## Data for the task

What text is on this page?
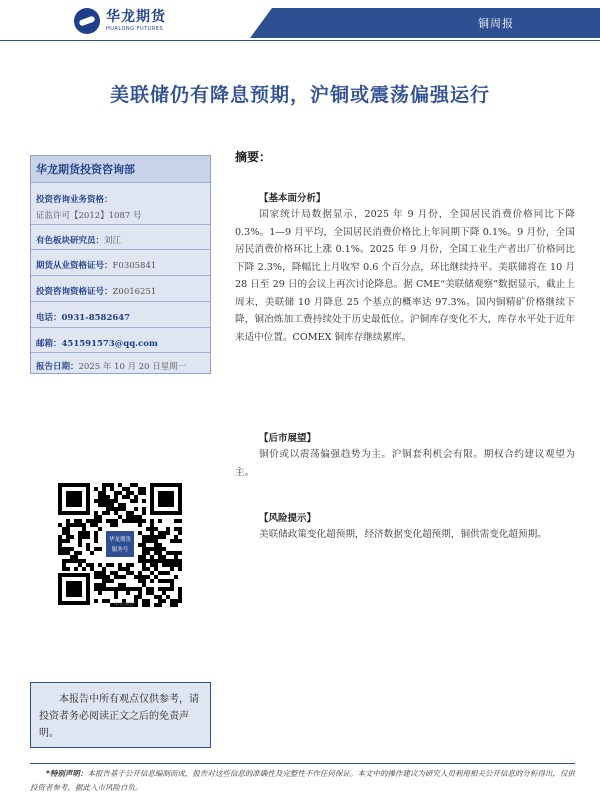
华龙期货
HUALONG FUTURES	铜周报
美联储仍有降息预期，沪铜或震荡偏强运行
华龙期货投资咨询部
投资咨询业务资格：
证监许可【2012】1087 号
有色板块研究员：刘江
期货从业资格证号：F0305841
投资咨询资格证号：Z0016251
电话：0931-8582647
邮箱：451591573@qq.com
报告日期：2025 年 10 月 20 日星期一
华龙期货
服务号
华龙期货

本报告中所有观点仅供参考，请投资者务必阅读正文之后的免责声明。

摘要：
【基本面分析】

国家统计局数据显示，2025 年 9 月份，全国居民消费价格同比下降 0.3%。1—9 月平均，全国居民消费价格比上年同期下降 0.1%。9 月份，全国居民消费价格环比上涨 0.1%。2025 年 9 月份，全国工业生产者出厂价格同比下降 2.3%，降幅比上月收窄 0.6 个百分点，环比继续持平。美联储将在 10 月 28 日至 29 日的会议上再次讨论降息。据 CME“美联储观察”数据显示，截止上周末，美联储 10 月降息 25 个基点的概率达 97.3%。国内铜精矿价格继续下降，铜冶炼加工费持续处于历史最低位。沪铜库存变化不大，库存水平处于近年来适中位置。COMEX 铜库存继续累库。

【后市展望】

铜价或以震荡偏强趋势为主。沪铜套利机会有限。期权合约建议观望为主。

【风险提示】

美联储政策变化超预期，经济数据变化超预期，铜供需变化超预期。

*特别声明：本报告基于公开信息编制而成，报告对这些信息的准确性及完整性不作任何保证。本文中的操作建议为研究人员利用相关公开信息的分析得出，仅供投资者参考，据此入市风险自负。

...

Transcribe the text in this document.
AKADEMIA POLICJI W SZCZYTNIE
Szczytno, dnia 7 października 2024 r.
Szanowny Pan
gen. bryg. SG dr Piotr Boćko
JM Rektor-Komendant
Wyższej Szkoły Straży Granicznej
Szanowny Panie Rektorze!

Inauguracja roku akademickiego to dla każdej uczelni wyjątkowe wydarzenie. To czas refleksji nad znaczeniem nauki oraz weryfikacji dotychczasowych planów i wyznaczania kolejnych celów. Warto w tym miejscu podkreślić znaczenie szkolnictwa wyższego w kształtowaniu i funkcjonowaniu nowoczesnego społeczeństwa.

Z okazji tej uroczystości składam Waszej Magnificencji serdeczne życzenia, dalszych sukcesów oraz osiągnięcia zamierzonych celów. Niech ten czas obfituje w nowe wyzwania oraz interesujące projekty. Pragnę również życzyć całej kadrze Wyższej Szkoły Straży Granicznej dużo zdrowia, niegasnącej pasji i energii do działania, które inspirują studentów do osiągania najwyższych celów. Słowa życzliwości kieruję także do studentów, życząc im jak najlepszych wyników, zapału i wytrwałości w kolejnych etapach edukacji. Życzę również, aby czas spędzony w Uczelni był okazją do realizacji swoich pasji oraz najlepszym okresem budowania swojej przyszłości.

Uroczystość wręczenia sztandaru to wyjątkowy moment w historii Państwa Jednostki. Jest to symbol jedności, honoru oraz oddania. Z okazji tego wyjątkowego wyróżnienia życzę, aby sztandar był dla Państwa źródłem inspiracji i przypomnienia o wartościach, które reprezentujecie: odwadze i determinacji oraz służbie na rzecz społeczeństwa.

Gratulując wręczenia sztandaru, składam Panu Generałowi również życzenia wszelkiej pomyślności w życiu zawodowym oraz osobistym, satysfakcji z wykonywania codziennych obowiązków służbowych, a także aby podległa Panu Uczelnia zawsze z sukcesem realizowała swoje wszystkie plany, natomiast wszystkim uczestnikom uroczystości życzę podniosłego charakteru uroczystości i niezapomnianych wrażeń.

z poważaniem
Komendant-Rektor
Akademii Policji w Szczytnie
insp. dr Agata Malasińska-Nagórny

...

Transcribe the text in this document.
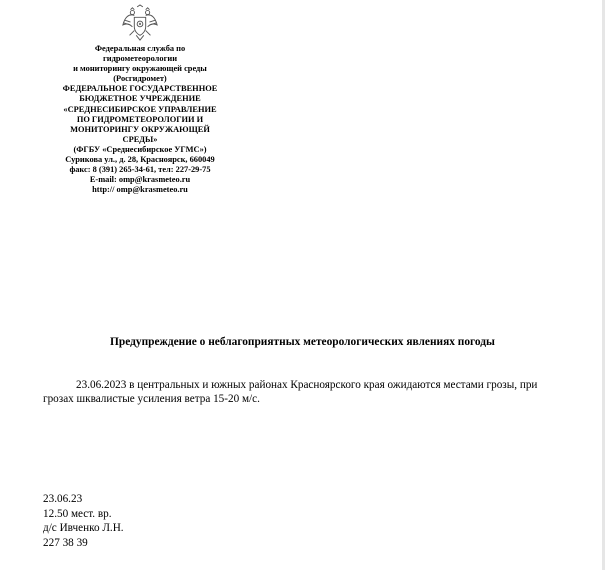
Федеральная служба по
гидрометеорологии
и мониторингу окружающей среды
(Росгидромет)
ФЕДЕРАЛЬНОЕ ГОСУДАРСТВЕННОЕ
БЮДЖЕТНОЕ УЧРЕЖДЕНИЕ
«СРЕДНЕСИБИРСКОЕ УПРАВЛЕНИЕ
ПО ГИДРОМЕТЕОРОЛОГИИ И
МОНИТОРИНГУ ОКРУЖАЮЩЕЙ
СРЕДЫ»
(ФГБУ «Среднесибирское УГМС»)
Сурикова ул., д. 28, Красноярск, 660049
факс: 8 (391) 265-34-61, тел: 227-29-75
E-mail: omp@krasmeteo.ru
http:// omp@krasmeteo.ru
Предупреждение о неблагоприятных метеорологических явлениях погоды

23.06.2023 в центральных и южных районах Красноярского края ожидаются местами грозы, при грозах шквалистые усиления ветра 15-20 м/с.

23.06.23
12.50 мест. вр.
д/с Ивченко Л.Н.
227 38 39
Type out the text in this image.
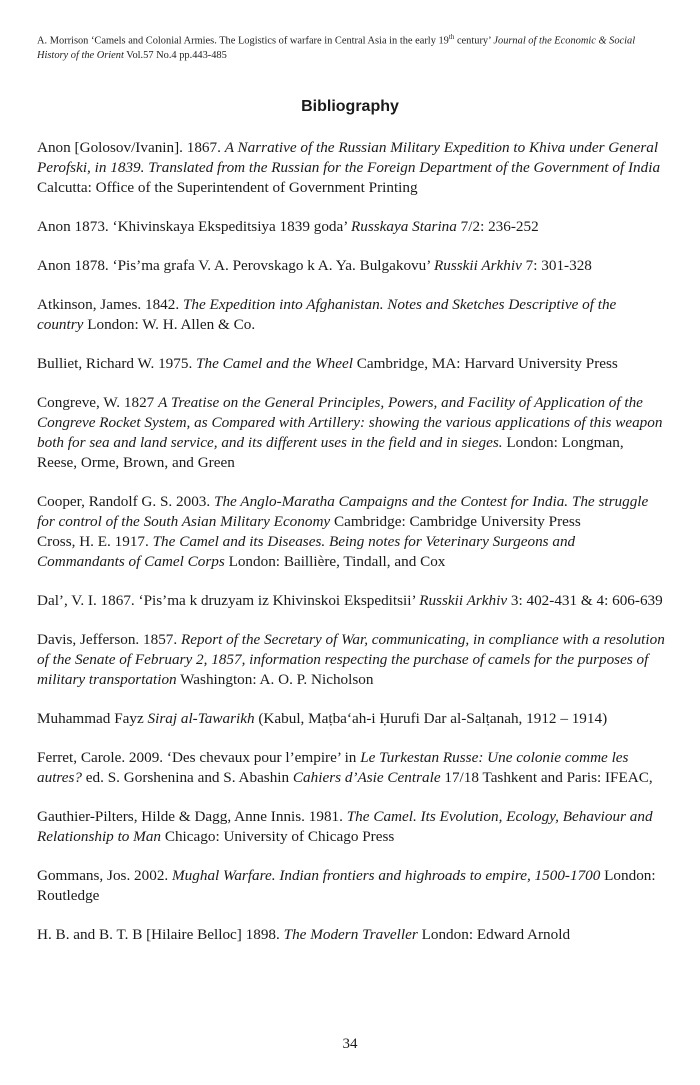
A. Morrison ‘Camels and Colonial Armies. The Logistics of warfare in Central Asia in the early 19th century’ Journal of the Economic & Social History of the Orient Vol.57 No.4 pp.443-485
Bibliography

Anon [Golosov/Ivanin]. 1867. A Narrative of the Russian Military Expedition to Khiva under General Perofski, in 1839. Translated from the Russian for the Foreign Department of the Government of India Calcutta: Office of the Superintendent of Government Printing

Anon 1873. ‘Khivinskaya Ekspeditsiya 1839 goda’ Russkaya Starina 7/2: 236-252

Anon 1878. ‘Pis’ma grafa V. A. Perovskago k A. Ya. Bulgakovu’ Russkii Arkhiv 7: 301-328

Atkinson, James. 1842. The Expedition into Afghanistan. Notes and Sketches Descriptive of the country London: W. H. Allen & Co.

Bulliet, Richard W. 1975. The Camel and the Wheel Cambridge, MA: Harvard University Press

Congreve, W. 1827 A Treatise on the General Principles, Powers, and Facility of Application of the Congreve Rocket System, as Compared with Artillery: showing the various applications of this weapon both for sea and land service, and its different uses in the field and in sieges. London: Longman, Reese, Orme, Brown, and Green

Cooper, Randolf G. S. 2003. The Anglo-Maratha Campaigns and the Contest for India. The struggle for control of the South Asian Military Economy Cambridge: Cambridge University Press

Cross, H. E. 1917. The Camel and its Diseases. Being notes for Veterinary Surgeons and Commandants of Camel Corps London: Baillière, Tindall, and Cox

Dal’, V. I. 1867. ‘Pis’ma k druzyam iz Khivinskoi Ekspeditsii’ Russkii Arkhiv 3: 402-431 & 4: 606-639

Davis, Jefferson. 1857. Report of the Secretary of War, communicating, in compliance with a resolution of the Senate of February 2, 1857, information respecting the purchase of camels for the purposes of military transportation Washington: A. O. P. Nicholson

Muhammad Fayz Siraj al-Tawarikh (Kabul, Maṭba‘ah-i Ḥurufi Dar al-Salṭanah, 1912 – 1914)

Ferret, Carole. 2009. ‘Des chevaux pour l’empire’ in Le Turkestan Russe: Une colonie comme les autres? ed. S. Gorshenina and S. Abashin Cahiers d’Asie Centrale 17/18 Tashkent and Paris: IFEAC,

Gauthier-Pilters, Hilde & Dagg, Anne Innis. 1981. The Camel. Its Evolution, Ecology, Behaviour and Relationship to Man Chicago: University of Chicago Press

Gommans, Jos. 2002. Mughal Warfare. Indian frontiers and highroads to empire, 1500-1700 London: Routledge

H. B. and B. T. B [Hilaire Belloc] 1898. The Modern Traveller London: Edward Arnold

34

## Problem to work on
Extract all lines containing the word "Expedition".

## Task solution
Anon [Golosov/Ivanin]. 1867. A Narrative of the Russian Military Expedition to Khiva under General Perofski, in 1839. Translated from the Russian for the Foreign Department of the Government of India Calcutta: Office of the Superintendent of Government Printing
Atkinson, James. 1842. The Expedition into Afghanistan. Notes and Sketches Descriptive of the country London: W. H. Allen & Co.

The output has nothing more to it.